◆ **SHORT EXERCISE**
Each entry below is to be duplicated verbatim.

◆ **Stored entries**
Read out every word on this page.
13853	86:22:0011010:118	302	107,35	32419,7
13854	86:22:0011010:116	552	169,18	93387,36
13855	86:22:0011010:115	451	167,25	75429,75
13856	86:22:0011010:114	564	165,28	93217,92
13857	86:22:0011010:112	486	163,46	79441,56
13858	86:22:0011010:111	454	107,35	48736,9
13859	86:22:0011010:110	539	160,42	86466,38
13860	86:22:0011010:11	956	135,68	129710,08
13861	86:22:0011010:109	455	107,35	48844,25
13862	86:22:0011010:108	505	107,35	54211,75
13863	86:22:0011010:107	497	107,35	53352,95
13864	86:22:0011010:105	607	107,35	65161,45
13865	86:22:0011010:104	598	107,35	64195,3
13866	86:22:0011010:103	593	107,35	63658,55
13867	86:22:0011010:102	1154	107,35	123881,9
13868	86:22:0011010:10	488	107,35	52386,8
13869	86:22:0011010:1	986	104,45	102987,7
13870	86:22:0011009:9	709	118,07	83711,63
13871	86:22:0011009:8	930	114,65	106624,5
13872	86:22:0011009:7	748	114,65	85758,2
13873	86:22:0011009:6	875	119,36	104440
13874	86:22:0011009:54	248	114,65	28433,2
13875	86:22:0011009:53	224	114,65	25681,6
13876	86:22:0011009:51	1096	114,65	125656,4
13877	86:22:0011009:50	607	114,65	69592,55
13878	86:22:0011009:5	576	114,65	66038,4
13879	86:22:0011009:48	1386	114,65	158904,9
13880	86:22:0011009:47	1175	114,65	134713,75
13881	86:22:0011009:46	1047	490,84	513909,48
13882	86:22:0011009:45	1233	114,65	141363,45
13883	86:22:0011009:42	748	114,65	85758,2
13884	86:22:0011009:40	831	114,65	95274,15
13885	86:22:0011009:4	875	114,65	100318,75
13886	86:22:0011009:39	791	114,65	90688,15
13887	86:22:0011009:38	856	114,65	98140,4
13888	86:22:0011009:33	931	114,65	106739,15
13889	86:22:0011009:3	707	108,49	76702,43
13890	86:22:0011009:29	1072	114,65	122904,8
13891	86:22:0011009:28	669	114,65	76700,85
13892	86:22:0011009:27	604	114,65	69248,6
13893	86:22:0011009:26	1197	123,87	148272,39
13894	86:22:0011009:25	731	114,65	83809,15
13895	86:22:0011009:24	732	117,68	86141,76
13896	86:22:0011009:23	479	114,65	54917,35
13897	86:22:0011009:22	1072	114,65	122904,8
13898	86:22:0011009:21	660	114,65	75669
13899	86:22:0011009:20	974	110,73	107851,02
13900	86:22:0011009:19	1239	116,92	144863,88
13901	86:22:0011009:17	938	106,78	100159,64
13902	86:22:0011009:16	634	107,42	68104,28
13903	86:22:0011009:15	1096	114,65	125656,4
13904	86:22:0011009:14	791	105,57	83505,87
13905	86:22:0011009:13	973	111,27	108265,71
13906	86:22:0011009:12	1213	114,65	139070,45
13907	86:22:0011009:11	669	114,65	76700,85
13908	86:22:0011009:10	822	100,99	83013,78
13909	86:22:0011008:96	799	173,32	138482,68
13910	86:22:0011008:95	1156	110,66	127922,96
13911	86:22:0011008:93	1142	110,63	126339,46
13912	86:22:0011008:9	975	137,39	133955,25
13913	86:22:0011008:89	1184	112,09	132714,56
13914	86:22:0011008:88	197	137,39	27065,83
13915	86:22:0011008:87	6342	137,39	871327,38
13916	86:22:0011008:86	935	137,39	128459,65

◆ **TASK RESPONSE**
Read out every word on this page.
13853	86:22:0011010:118	302	107,35	32419,7
13854	86:22:0011010:116	552	169,18	93387,36
13855	86:22:0011010:115	451	167,25	75429,75
13856	86:22:0011010:114	564	165,28	93217,92
13857	86:22:0011010:112	486	163,46	79441,56
13858	86:22:0011010:111	454	107,35	48736,9
13859	86:22:0011010:110	539	160,42	86466,38
13860	86:22:0011010:11	956	135,68	129710,08
13861	86:22:0011010:109	455	107,35	48844,25
13862	86:22:0011010:108	505	107,35	54211,75
13863	86:22:0011010:107	497	107,35	53352,95
13864	86:22:0011010:105	607	107,35	65161,45
13865	86:22:0011010:104	598	107,35	64195,3
13866	86:22:0011010:103	593	107,35	63658,55
13867	86:22:0011010:102	1154	107,35	123881,9
13868	86:22:0011010:10	488	107,35	52386,8
13869	86:22:0011010:1	986	104,45	102987,7
13870	86:22:0011009:9	709	118,07	83711,63
13871	86:22:0011009:8	930	114,65	106624,5
13872	86:22:0011009:7	748	114,65	85758,2
13873	86:22:0011009:6	875	119,36	104440
13874	86:22:0011009:54	248	114,65	28433,2
13875	86:22:0011009:53	224	114,65	25681,6
13876	86:22:0011009:51	1096	114,65	125656,4
13877	86:22:0011009:50	607	114,65	69592,55
13878	86:22:0011009:5	576	114,65	66038,4
13879	86:22:0011009:48	1386	114,65	158904,9
13880	86:22:0011009:47	1175	114,65	134713,75
13881	86:22:0011009:46	1047	490,84	513909,48
13882	86:22:0011009:45	1233	114,65	141363,45
13883	86:22:0011009:42	748	114,65	85758,2
13884	86:22:0011009:40	831	114,65	95274,15
13885	86:22:0011009:4	875	114,65	100318,75
13886	86:22:0011009:39	791	114,65	90688,15
13887	86:22:0011009:38	856	114,65	98140,4
13888	86:22:0011009:33	931	114,65	106739,15
13889	86:22:0011009:3	707	108,49	76702,43
13890	86:22:0011009:29	1072	114,65	122904,8
13891	86:22:0011009:28	669	114,65	76700,85
13892	86:22:0011009:27	604	114,65	69248,6
13893	86:22:0011009:26	1197	123,87	148272,39
13894	86:22:0011009:25	731	114,65	83809,15
13895	86:22:0011009:24	732	117,68	86141,76
13896	86:22:0011009:23	479	114,65	54917,35
13897	86:22:0011009:22	1072	114,65	122904,8
13898	86:22:0011009:21	660	114,65	75669
13899	86:22:0011009:20	974	110,73	107851,02
13900	86:22:0011009:19	1239	116,92	144863,88
13901	86:22:0011009:17	938	106,78	100159,64
13902	86:22:0011009:16	634	107,42	68104,28
13903	86:22:0011009:15	1096	114,65	125656,4
13904	86:22:0011009:14	791	105,57	83505,87
13905	86:22:0011009:13	973	111,27	108265,71
13906	86:22:0011009:12	1213	114,65	139070,45
13907	86:22:0011009:11	669	114,65	76700,85
13908	86:22:0011009:10	822	100,99	83013,78
13909	86:22:0011008:96	799	173,32	138482,68
13910	86:22:0011008:95	1156	110,66	127922,96
13911	86:22:0011008:93	1142	110,63	126339,46
13912	86:22:0011008:9	975	137,39	133955,25
13913	86:22:0011008:89	1184	112,09	132714,56
13914	86:22:0011008:88	197	137,39	27065,83
13915	86:22:0011008:87	6342	137,39	871327,38
13916	86:22:0011008:86	935	137,39	128459,65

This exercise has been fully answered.